§ Exercise description
In the listing below, find every line with the string "content" and pull it out.

--- Start of The records ---

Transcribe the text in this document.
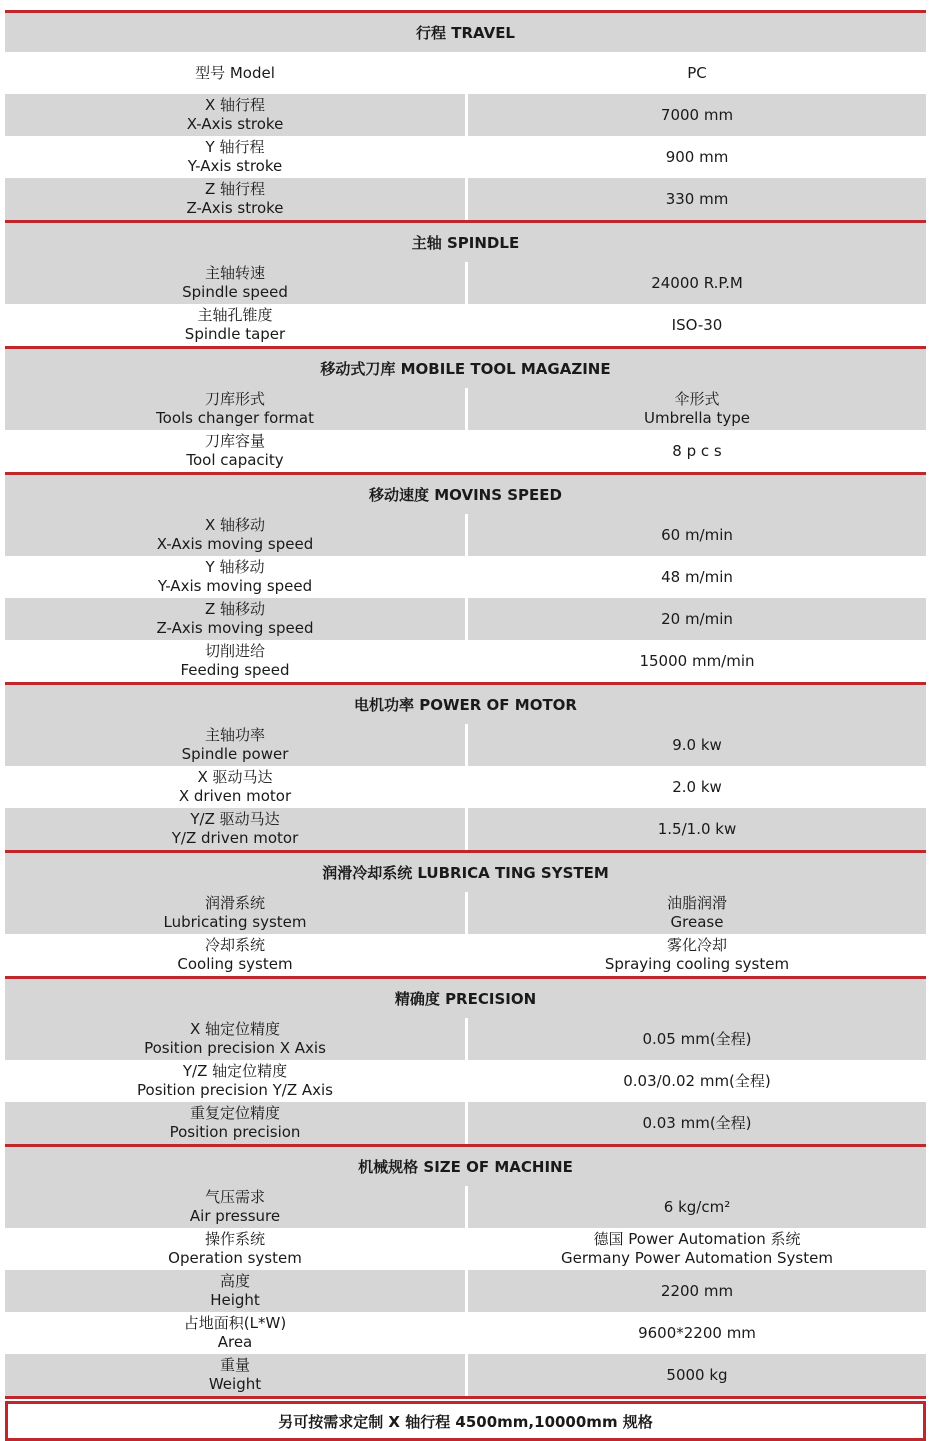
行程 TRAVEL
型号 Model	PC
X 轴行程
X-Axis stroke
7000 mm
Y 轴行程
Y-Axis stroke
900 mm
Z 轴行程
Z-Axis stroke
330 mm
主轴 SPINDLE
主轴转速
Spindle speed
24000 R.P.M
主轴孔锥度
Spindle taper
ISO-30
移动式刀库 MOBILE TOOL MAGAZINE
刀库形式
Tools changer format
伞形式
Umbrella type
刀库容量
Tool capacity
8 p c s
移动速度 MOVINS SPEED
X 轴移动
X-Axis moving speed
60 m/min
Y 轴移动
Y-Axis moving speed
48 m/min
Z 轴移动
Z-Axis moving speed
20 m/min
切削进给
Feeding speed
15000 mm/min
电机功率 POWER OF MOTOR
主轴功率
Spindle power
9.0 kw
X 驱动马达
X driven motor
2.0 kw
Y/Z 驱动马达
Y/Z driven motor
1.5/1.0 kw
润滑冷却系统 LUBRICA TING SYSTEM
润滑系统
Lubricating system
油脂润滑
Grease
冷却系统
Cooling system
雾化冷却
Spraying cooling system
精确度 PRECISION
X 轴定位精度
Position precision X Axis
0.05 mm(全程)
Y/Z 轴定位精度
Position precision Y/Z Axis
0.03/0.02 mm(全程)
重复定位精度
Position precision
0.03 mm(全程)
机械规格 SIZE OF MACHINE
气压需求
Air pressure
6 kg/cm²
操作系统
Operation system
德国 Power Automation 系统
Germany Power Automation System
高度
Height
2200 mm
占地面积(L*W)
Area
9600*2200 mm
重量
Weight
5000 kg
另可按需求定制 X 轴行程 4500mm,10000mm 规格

--- End of The records ---
--- Start of The records ---

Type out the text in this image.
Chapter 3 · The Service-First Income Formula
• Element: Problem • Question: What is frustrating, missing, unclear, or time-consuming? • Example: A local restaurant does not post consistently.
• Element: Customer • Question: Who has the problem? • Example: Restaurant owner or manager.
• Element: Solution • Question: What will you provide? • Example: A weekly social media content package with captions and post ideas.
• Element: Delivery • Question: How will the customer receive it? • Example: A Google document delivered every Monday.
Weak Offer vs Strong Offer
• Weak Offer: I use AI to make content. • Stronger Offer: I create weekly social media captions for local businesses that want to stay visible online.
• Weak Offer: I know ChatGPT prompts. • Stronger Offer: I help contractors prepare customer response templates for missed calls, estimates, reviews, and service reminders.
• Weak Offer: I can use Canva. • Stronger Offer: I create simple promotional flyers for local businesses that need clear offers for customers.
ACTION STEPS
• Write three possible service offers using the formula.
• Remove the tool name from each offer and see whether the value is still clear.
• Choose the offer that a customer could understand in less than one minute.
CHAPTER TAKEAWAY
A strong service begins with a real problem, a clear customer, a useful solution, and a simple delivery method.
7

--- End of The records ---
--- Start of The records ---

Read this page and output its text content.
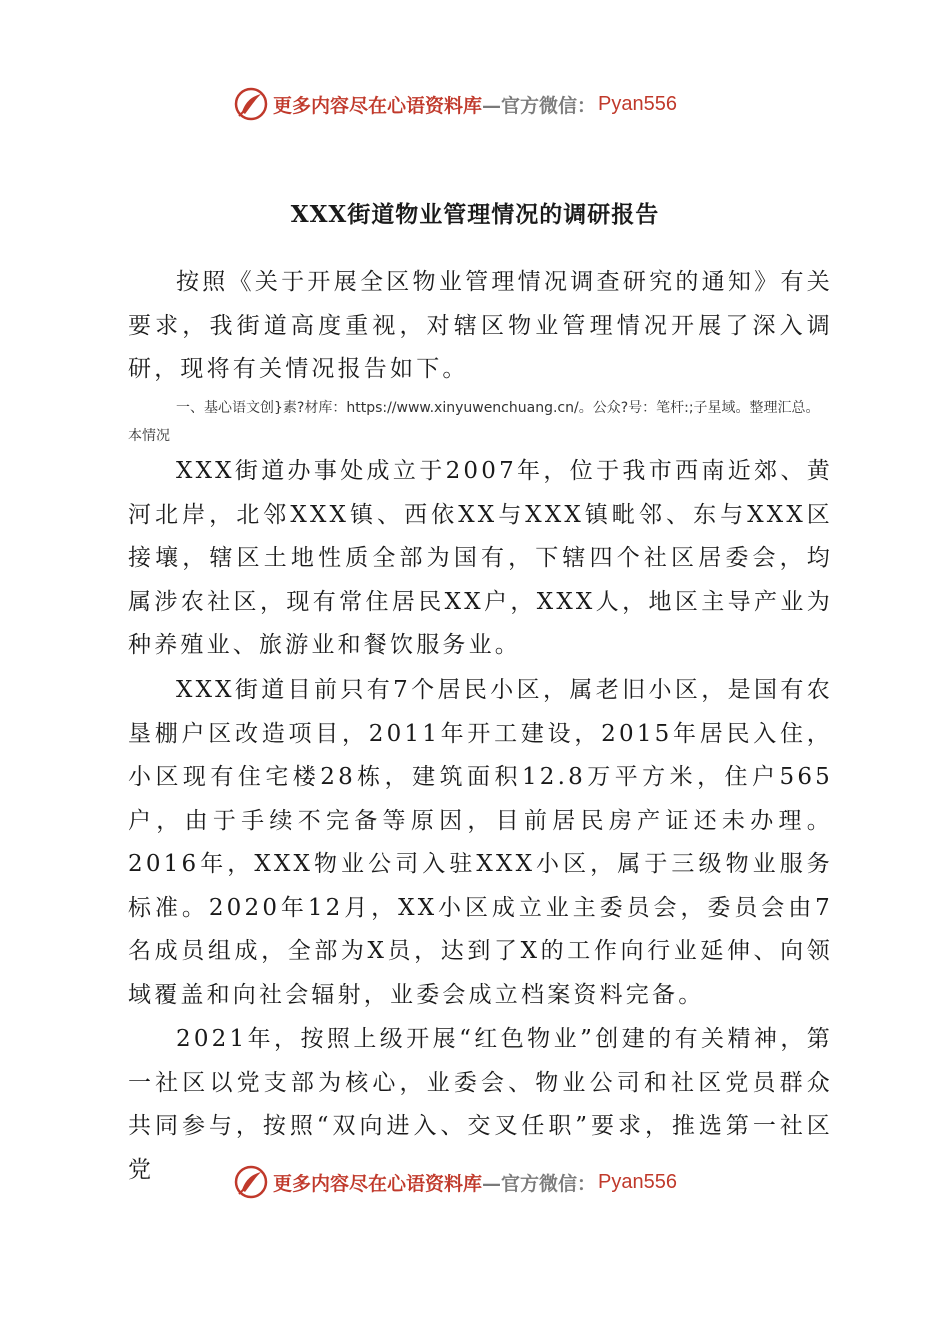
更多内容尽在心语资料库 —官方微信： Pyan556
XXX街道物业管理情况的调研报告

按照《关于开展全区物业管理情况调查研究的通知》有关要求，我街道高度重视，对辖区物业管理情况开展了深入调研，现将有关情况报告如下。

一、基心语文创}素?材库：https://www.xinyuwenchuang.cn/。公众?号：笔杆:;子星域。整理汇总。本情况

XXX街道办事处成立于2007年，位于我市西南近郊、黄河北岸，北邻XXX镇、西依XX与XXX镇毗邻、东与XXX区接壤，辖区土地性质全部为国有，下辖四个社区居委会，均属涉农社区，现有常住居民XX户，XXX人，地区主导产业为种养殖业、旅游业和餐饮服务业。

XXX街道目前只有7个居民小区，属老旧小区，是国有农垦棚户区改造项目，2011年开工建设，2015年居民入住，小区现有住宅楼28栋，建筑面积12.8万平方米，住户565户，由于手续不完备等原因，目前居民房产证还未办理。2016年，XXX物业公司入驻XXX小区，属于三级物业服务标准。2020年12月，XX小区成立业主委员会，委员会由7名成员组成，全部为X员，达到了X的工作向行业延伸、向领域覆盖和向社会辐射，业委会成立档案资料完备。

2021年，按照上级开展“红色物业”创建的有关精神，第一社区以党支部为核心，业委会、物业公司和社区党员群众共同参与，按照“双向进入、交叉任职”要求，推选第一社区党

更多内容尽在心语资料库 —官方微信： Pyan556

--- End of The records ---

§ Finished answer
• Element: Solution • Question: What will you provide? • Example: A weekly social media content package with captions and post ideas.
• Weak Offer: I use AI to make content. • Stronger Offer: I create weekly social media captions for local businesses that want to stay visible online.
Read this page and output its text content.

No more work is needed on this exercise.